▶ **Exercise prompt**
Reproduce the entries below word for word, starting at the first one and ending with the line that contains "hit-label[interactable]: UniRef100_B9T4Y0 xyxy=(526,958,622,969)", with both of those lines included.

========================

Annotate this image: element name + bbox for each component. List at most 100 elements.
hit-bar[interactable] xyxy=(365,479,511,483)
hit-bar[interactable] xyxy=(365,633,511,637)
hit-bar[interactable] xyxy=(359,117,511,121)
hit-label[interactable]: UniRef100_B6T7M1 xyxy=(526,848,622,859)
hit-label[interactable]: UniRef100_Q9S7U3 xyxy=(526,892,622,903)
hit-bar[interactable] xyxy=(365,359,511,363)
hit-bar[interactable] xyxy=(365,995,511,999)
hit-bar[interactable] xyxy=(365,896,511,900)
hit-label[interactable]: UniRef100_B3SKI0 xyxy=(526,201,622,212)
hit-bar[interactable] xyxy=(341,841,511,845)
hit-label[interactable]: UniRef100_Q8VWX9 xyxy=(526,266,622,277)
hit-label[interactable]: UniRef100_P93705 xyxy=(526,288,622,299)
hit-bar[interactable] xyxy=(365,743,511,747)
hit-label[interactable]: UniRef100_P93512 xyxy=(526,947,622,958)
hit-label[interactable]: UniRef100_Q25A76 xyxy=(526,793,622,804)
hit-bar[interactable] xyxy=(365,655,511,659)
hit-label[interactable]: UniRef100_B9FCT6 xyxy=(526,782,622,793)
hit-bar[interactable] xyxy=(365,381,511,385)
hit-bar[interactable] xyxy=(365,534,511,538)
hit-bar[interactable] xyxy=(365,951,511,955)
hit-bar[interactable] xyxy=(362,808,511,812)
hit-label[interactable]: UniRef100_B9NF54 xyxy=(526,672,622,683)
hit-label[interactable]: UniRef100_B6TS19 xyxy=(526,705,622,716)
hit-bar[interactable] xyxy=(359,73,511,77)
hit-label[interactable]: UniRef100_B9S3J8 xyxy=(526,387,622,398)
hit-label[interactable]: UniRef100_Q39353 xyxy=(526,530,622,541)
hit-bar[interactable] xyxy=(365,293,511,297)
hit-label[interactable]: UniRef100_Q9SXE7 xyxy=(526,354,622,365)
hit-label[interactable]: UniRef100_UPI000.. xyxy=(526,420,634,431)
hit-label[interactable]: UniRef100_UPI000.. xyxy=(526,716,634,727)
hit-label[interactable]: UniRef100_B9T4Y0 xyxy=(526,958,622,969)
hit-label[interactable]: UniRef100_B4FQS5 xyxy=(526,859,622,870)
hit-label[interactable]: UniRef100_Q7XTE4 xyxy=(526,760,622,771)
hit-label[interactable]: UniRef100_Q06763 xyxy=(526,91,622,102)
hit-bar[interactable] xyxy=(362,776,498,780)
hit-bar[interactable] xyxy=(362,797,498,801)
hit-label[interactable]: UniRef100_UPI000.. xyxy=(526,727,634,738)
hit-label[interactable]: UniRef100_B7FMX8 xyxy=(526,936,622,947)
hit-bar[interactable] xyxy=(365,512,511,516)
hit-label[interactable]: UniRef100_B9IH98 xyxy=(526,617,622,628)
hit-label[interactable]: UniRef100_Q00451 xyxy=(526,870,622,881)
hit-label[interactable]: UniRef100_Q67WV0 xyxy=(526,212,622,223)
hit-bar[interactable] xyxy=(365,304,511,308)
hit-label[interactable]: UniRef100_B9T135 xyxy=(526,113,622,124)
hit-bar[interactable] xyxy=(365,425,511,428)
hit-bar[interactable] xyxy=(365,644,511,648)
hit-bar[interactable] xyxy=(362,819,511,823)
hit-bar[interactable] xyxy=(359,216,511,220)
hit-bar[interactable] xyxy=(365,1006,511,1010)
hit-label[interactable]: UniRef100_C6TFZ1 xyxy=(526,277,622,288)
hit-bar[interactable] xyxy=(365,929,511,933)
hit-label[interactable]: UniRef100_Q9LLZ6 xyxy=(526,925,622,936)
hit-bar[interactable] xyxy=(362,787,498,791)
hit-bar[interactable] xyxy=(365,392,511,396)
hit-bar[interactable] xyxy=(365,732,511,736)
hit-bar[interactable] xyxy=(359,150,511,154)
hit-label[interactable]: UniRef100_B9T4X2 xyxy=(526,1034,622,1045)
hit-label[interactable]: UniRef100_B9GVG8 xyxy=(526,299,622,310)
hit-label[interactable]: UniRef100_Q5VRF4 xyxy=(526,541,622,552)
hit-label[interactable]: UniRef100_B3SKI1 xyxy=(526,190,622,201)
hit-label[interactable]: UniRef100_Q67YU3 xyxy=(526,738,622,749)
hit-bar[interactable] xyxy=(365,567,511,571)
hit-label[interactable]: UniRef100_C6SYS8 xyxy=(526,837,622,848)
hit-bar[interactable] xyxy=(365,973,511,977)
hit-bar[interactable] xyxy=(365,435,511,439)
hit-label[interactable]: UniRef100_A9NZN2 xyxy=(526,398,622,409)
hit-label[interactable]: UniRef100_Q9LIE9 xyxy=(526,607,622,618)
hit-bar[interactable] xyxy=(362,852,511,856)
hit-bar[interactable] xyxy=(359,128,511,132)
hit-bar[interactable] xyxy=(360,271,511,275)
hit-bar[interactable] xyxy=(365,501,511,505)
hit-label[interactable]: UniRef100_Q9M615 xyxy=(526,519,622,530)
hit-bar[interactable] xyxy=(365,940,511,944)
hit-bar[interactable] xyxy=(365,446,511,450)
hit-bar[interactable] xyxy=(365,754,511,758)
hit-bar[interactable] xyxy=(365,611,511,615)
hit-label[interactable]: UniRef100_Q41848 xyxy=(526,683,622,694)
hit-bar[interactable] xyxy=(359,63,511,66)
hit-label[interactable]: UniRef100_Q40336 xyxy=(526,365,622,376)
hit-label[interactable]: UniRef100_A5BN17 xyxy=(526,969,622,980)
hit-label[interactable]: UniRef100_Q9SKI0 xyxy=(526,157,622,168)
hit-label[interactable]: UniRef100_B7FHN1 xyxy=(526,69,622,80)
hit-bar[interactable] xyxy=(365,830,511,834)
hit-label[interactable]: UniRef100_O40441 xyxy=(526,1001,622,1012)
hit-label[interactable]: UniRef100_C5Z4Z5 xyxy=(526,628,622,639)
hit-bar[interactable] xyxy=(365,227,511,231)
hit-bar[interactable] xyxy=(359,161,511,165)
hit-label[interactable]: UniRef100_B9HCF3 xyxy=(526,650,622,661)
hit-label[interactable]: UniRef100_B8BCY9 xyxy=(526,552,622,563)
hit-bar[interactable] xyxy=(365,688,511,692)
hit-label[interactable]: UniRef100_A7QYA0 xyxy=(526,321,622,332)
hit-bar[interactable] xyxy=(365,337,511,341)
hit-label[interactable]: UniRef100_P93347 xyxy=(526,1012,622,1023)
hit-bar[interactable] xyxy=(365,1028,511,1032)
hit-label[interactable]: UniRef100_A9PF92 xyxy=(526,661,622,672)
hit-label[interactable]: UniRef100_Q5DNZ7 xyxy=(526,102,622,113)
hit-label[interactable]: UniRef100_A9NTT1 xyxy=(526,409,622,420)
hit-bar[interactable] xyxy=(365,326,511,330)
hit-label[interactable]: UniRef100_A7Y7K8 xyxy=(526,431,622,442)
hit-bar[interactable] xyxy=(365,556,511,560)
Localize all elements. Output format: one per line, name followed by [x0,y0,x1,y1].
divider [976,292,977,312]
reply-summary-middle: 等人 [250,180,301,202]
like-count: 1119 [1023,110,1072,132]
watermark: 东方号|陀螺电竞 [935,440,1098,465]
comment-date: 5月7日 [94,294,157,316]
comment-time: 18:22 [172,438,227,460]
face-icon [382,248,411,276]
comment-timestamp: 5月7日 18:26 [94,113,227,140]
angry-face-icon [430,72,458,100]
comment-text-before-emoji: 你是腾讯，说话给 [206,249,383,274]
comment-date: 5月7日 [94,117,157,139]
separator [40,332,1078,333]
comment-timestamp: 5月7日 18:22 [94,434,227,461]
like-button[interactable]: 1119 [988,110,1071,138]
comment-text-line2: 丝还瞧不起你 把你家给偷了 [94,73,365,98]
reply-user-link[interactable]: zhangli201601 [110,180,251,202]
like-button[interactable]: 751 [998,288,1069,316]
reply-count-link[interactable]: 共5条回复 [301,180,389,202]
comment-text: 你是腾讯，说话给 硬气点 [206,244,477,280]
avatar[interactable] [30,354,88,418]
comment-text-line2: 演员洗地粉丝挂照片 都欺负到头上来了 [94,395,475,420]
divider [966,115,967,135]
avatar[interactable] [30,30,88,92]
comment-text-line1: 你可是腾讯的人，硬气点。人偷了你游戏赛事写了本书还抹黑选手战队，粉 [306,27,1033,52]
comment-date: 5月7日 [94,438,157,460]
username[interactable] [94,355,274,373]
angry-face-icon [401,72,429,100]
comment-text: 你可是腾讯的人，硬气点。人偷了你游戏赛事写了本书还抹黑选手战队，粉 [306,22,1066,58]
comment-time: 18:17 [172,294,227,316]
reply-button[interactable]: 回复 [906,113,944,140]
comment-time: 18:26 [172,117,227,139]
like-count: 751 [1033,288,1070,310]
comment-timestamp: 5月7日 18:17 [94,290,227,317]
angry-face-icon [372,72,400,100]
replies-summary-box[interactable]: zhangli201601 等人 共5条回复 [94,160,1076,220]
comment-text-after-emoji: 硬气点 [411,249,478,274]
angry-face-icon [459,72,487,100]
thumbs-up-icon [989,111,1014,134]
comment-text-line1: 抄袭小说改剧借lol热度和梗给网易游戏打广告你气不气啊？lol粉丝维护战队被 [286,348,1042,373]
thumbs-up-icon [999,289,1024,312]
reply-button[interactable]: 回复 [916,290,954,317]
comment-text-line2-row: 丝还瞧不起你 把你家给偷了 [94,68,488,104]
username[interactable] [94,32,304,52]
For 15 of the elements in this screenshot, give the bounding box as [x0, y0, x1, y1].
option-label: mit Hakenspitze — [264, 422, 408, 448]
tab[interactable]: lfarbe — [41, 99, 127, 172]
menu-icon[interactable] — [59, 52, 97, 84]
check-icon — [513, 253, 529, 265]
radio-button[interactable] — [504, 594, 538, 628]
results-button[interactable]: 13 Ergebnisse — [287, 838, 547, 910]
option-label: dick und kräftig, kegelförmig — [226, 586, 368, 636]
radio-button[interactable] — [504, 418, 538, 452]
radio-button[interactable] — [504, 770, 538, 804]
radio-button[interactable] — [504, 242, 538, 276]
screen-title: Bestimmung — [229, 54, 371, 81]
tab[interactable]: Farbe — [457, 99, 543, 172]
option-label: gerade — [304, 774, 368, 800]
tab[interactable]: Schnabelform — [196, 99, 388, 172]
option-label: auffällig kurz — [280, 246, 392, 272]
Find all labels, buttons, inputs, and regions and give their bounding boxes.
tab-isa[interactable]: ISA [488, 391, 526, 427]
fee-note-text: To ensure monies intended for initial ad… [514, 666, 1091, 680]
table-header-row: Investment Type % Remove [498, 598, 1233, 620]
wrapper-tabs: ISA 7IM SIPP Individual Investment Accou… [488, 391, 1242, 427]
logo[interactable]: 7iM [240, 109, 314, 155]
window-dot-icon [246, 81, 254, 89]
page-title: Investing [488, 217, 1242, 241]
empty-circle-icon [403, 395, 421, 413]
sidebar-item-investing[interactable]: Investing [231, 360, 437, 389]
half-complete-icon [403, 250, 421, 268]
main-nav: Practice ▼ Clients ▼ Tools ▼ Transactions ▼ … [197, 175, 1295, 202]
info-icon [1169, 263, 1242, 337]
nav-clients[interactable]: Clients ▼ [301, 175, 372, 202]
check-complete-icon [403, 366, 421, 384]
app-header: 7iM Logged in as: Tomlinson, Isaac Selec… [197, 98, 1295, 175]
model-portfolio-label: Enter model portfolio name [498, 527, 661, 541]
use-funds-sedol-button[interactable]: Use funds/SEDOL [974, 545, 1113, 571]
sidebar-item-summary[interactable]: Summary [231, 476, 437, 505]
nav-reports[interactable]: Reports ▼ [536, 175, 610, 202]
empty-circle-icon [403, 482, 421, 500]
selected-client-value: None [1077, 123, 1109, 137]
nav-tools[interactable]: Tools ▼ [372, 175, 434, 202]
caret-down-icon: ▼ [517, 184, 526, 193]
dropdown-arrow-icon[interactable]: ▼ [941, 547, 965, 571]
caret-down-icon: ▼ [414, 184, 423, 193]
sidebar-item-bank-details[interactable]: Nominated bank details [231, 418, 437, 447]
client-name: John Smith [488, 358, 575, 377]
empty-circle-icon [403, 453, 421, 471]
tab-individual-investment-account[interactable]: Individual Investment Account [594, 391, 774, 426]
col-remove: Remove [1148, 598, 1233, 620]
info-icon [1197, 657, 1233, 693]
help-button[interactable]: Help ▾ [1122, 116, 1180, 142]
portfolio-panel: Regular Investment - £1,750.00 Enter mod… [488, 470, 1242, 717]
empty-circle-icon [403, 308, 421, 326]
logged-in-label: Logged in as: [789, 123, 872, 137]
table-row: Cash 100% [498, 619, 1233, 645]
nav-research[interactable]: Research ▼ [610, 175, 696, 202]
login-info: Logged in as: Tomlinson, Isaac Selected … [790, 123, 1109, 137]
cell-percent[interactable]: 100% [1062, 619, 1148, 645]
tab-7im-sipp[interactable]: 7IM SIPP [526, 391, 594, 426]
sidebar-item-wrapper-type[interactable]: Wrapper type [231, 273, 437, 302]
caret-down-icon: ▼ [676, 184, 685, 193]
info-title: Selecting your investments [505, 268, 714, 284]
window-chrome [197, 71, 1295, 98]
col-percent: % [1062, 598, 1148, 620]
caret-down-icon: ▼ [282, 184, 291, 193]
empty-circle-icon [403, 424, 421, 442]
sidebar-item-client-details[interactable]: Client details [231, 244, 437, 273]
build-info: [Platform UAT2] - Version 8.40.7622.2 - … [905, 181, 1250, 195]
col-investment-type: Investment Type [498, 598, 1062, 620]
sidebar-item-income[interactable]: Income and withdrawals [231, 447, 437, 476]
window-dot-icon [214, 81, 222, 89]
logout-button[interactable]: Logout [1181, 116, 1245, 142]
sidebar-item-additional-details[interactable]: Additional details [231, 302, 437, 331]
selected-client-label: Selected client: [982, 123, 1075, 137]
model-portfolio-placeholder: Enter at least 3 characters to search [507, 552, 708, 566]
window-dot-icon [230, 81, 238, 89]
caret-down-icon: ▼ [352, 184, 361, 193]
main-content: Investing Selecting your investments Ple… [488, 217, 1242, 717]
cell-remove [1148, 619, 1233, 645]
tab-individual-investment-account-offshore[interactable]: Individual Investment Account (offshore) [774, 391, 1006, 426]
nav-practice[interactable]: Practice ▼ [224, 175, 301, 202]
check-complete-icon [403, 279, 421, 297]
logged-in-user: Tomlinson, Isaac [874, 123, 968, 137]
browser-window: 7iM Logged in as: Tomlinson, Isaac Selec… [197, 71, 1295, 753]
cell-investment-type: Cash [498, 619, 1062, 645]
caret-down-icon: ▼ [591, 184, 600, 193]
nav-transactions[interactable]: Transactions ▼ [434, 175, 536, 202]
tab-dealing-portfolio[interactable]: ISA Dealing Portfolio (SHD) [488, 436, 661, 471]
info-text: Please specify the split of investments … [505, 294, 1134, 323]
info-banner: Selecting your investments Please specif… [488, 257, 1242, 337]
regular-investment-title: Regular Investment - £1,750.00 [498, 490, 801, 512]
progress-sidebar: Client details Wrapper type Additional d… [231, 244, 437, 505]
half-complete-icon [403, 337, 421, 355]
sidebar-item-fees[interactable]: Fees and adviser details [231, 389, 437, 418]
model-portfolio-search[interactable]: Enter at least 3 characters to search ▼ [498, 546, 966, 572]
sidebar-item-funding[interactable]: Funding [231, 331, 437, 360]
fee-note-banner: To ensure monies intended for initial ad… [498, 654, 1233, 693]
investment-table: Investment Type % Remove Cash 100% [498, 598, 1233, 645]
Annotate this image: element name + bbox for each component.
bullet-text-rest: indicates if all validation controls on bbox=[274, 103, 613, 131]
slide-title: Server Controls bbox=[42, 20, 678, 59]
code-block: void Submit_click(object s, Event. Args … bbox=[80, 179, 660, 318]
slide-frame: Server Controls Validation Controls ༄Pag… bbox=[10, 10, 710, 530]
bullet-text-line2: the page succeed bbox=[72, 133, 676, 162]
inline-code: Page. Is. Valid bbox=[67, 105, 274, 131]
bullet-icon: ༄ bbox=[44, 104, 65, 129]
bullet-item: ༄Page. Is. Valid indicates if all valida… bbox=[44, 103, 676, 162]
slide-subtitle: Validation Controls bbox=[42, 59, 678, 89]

========================

▶ **Reply**
Annotate this image: element name + bbox for each component. List at most 100 elements.
hit-bar[interactable] xyxy=(365,479,511,483)
hit-bar[interactable] xyxy=(365,633,511,637)
hit-bar[interactable] xyxy=(359,117,511,121)
hit-label[interactable]: UniRef100_B6T7M1 xyxy=(526,848,622,859)
hit-label[interactable]: UniRef100_Q9S7U3 xyxy=(526,892,622,903)
hit-bar[interactable] xyxy=(365,359,511,363)
hit-bar[interactable] xyxy=(365,995,511,999)
hit-bar[interactable] xyxy=(365,896,511,900)
hit-label[interactable]: UniRef100_B3SKI0 xyxy=(526,201,622,212)
hit-bar[interactable] xyxy=(341,841,511,845)
hit-label[interactable]: UniRef100_Q8VWX9 xyxy=(526,266,622,277)
hit-label[interactable]: UniRef100_P93705 xyxy=(526,288,622,299)
hit-bar[interactable] xyxy=(365,743,511,747)
hit-label[interactable]: UniRef100_P93512 xyxy=(526,947,622,958)
hit-label[interactable]: UniRef100_Q25A76 xyxy=(526,793,622,804)
hit-bar[interactable] xyxy=(365,655,511,659)
hit-label[interactable]: UniRef100_B9FCT6 xyxy=(526,782,622,793)
hit-bar[interactable] xyxy=(365,381,511,385)
hit-bar[interactable] xyxy=(365,534,511,538)
hit-bar[interactable] xyxy=(365,951,511,955)
hit-bar[interactable] xyxy=(362,808,511,812)
hit-label[interactable]: UniRef100_B9NF54 xyxy=(526,672,622,683)
hit-label[interactable]: UniRef100_B6TS19 xyxy=(526,705,622,716)
hit-bar[interactable] xyxy=(359,73,511,77)
hit-label[interactable]: UniRef100_B9S3J8 xyxy=(526,387,622,398)
hit-label[interactable]: UniRef100_Q39353 xyxy=(526,530,622,541)
hit-bar[interactable] xyxy=(365,293,511,297)
hit-label[interactable]: UniRef100_Q9SXE7 xyxy=(526,354,622,365)
hit-label[interactable]: UniRef100_UPI000.. xyxy=(526,420,634,431)
hit-label[interactable]: UniRef100_UPI000.. xyxy=(526,716,634,727)
hit-label[interactable]: UniRef100_B9T4Y0 xyxy=(526,958,622,969)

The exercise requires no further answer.